**EXTRACT:**
It is estimated that asthma has a 7-10% prevalence worldwide. As of 1998, there was a great disparity in the prevalence of asthma across the world, with a trend toward more developed and westernized countries having higher rates of asthma, with as high as a 20 to 60-fold difference. Westernization however does not explain the entire difference in asthma prevalence between countries, and the disparities may also be affected by differences in genetic, social and environmental risk factors. Mortality however is most common in low to middle income countries, while symptoms were most prevalent (as much as 20%) in the United Kingdom, Australia, New Zealand, and Republic of Ireland; they were lowest (as low as 2–3%) in Eastern Europe, Indonesia, Greece, Uzbekistan, India, and Ethiopia.

Asthma affects approximately 7% of the population of the United States and 5% of people in the United Kingdom. Asthma causes 4,210 deaths per year in the United States. In 2005 in the United States asthma affected more than 22 million people including 6 million children. It accounted for nearly 1/2 million hospitalizations that same year. More boys have asthma than girls, but more women have it than men. In England, an estimated 261,400 people were newly diagnosed with asthma in 2005; 5.7 million people had an asthma diagnosis and were prescribed 32.6 million asthma-related prescriptions.

**STUDY MATERIAL:**
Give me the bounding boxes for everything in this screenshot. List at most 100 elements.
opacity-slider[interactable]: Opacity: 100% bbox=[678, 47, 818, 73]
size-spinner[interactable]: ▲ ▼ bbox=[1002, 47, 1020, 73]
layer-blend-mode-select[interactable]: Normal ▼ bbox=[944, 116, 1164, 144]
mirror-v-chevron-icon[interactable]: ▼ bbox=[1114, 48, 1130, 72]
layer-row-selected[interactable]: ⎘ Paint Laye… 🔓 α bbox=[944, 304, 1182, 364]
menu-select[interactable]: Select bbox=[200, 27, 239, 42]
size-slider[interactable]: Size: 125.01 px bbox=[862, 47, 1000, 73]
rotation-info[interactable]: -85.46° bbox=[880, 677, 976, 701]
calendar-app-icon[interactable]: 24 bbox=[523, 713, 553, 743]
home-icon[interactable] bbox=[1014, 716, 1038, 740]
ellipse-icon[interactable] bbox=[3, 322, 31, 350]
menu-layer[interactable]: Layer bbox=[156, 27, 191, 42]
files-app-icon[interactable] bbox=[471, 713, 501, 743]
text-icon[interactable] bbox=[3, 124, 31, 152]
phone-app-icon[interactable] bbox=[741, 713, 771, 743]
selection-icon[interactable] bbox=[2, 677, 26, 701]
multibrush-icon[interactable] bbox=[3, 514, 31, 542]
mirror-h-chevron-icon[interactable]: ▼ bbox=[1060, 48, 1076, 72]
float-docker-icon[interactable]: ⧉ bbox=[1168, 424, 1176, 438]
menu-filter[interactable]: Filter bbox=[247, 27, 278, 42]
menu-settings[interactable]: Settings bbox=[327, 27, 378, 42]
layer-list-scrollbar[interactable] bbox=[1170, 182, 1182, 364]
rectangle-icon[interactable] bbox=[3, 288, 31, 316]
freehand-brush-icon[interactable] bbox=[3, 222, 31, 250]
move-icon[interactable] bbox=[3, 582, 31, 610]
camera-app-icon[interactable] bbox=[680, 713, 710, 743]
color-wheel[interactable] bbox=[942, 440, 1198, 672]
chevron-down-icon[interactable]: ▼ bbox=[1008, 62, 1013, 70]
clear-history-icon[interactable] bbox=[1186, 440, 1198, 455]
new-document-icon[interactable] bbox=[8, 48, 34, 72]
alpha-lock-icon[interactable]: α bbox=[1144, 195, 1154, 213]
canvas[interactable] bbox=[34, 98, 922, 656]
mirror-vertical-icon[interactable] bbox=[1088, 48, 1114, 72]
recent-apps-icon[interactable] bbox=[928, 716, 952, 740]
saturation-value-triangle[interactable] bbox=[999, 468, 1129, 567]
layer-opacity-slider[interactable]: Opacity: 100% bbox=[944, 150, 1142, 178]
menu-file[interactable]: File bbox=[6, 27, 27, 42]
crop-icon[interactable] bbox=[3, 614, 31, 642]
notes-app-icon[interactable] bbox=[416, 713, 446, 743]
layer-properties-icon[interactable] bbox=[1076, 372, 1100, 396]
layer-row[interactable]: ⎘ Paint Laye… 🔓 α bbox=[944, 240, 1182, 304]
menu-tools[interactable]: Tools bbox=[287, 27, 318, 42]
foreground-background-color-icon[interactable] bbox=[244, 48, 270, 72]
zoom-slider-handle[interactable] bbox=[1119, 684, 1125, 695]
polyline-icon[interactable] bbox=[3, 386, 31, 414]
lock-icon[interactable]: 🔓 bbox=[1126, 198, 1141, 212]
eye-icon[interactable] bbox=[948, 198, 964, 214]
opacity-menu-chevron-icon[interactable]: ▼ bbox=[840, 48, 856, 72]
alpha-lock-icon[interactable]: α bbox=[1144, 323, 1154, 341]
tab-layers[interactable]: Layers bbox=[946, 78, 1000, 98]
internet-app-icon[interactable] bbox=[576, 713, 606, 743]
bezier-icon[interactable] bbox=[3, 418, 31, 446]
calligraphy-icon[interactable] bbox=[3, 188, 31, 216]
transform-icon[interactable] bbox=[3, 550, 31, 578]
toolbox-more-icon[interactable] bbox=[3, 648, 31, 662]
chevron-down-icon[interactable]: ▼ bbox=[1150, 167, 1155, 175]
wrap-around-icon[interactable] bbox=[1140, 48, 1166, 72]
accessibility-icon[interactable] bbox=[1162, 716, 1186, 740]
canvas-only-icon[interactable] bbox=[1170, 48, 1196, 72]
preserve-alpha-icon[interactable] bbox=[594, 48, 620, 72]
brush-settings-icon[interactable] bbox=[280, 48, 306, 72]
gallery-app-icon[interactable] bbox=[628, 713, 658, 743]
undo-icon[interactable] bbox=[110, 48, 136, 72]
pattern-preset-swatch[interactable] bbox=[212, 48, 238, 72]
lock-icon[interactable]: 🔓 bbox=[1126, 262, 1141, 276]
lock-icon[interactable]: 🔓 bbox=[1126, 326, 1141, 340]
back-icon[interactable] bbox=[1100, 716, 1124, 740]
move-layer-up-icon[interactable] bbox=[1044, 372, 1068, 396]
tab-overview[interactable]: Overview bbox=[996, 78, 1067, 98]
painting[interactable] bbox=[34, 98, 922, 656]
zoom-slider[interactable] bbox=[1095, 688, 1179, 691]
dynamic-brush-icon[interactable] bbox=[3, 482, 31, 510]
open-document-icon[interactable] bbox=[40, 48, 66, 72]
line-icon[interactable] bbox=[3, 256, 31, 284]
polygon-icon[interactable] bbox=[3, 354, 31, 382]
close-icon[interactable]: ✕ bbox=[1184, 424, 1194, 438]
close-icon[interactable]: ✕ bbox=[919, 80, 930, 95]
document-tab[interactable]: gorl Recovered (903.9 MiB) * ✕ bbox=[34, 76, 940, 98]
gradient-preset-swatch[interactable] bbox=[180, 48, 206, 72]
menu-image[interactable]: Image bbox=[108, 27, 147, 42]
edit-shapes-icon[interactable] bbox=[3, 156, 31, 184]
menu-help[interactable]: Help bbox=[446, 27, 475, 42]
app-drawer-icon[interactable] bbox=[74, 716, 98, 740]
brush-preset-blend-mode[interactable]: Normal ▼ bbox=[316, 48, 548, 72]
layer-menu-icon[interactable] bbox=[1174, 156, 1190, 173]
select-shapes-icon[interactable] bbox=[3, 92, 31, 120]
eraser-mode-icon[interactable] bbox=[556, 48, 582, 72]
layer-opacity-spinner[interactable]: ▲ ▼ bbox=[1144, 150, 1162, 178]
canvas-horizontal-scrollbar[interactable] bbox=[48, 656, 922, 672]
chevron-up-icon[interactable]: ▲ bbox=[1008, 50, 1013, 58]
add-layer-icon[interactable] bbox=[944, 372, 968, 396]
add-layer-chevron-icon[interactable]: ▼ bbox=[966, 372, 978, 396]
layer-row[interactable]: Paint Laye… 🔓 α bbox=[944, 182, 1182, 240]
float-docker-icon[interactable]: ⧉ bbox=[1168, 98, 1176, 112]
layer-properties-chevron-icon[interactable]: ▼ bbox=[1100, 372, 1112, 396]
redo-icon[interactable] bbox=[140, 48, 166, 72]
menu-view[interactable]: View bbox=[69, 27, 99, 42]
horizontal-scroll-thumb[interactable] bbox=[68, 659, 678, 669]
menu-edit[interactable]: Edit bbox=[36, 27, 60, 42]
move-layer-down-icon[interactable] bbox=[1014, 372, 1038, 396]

**TASK LIST:**
A – Can you copy the passage of the asthma prevalence text from "It is estimated" to "India, and Ethiopia." word for word?
B – How would you render this sentence from the asthma prevalence text in Spanish: "More boys have asthma than girls, but more women have it than men."
C – Answer these questions from the asthma prevalence text:
(i) What worldwide prevalence of asthma is estimated?
(ii) How many deaths per year does asthma cause in the United States?
(iii) How many people in England were newly diagnosed with asthma in 2005?

**REPLIES:**
A –
It is estimated that asthma has a 7-10% prevalence worldwide. As of 1998, there was a great disparity in the prevalence of asthma across the world, with a trend toward more developed and westernized countries having higher rates of asthma, with as high as a 20 to 60-fold difference. Westernization however does not explain the entire difference in asthma prevalence between countries, and the disparities may also be affected by differences in genetic, social and environmental risk factors. Mortality however is most common in low to middle income countries, while symptoms were most prevalent (as much as 20%) in the United Kingdom, Australia, New Zealand, and Republic of Ireland; they were lowest (as low as 2–3%) in Eastern Europe, Indonesia, Greece, Uzbekistan, India, and Ethiopia.

B – Hay más niños que niñas con asma, pero más mujeres que hombres la tienen.

C –
(i) 7-10%
(ii) 4,210
(iii) An estimated 261,400